_What needs to be done:_ Transcribe every line of the material below without any change, and leave the pictures out of your answer.

※ ※ ※

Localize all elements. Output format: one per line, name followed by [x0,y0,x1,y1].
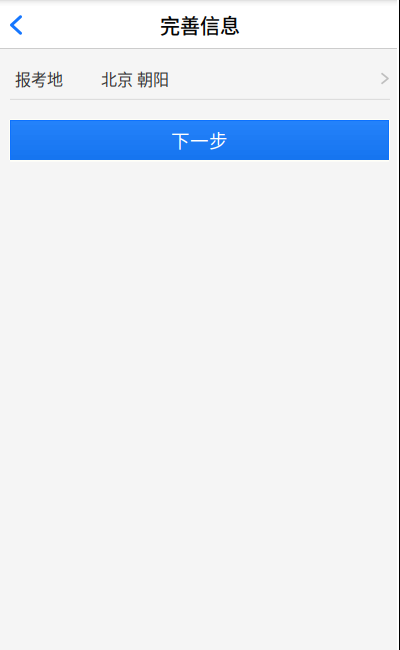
button[interactable]: 报考地 [0,49,400,100]
staticText: 北京 朝阳 [101,67,169,90]
button[interactable]: 下一步 [10,120,389,160]
staticText: 下一步 [171,127,228,153]
staticText: 完善信息 [160,10,240,40]
staticText: 报考地 [15,67,63,90]
button[interactable]: Back [0,0,36,50]
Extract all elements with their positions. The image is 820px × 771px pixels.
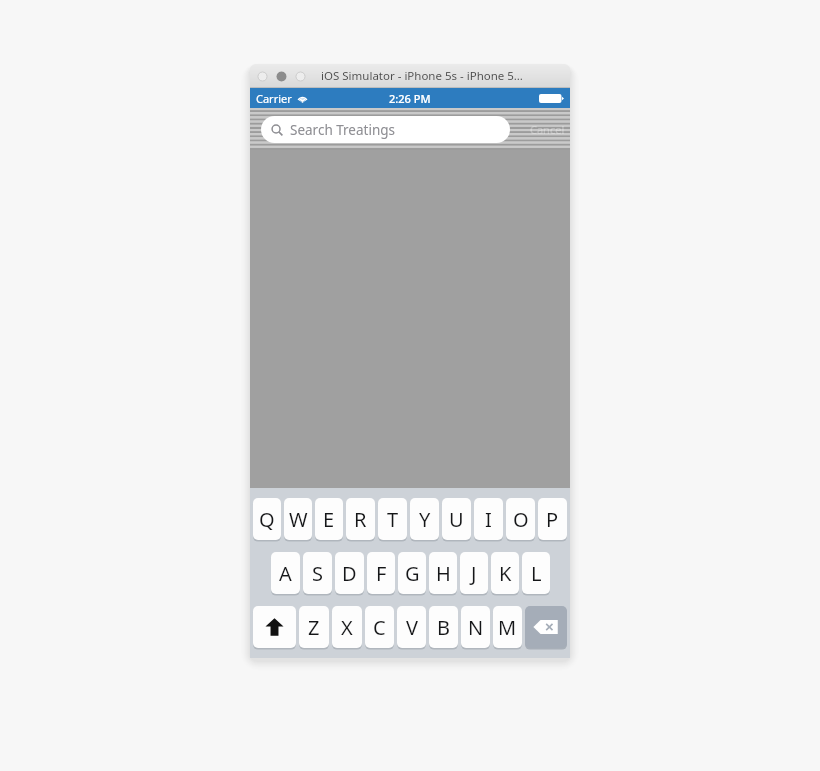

※ ※ ※

_Final result:_
Localize all elements. Output format: one per line, name followed by [x0,y0,x1,y1].
button[interactable]: 报考地 [0,49,400,100]
staticText: 北京 朝阳 [101,67,169,90]
button[interactable]: 下一步 [10,120,389,160]
staticText: 下一步 [171,127,228,153]
staticText: 完善信息 [160,10,240,40]
staticText: 报考地 [15,67,63,90]
button[interactable]: Back [0,0,36,50]
Extract all elements with their positions. The image is 820px × 771px pixels.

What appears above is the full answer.